• **Exercise goal**
In this exercise, return the whole listing exactly, excluding any images.

• **Records supplied**
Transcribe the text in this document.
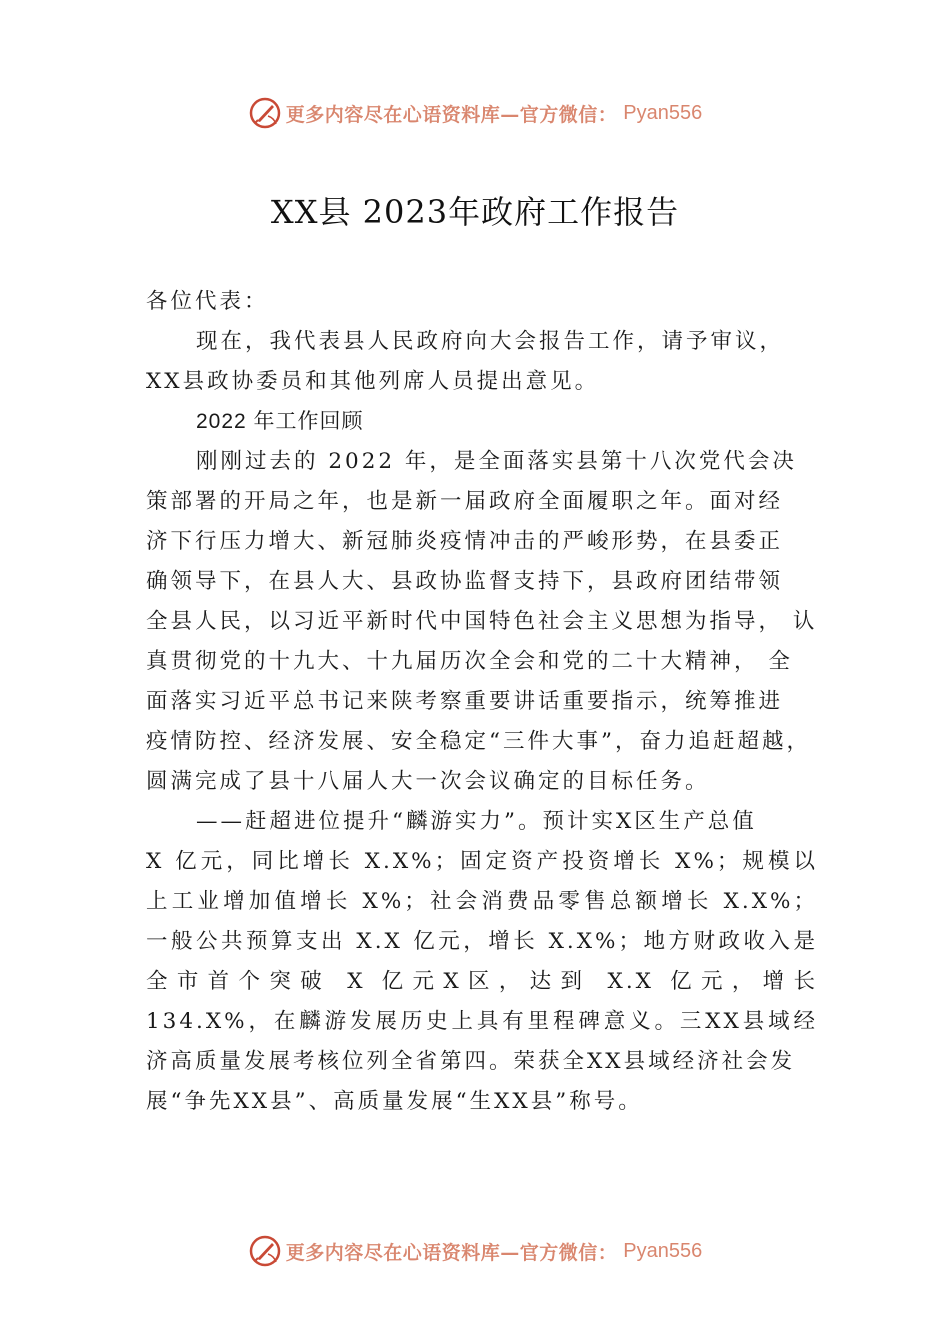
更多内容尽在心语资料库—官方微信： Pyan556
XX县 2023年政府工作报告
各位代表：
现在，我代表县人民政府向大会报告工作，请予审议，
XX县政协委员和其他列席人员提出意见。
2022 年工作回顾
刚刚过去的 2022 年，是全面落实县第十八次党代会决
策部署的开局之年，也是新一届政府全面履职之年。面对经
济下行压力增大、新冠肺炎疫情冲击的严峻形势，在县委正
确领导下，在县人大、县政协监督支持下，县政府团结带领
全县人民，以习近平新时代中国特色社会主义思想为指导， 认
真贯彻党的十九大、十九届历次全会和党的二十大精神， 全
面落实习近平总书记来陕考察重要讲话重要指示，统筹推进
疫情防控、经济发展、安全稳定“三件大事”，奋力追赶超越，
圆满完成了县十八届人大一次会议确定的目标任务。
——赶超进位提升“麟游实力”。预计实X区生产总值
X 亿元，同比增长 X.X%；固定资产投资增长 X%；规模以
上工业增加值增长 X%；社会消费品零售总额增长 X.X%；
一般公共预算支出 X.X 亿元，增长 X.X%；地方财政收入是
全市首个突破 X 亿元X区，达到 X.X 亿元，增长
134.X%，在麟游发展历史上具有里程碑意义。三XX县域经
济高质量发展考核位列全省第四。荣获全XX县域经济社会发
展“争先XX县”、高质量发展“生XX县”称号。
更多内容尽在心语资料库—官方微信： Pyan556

• **Solved problem**
Transcribe the text in this document.
更多内容尽在心语资料库—官方微信： Pyan556
XX县 2023年政府工作报告
各位代表：
现在，我代表县人民政府向大会报告工作，请予审议，
XX县政协委员和其他列席人员提出意见。
2022 年工作回顾
刚刚过去的 2022 年，是全面落实县第十八次党代会决
策部署的开局之年，也是新一届政府全面履职之年。面对经
济下行压力增大、新冠肺炎疫情冲击的严峻形势，在县委正
确领导下，在县人大、县政协监督支持下，县政府团结带领
全县人民，以习近平新时代中国特色社会主义思想为指导， 认
真贯彻党的十九大、十九届历次全会和党的二十大精神， 全
面落实习近平总书记来陕考察重要讲话重要指示，统筹推进
疫情防控、经济发展、安全稳定“三件大事”，奋力追赶超越，
圆满完成了县十八届人大一次会议确定的目标任务。
——赶超进位提升“麟游实力”。预计实X区生产总值
X 亿元，同比增长 X.X%；固定资产投资增长 X%；规模以
上工业增加值增长 X%；社会消费品零售总额增长 X.X%；
一般公共预算支出 X.X 亿元，增长 X.X%；地方财政收入是
全市首个突破 X 亿元X区，达到 X.X 亿元，增长
134.X%，在麟游发展历史上具有里程碑意义。三XX县域经
济高质量发展考核位列全省第四。荣获全XX县域经济社会发
展“争先XX县”、高质量发展“生XX县”称号。
更多内容尽在心语资料库—官方微信： Pyan556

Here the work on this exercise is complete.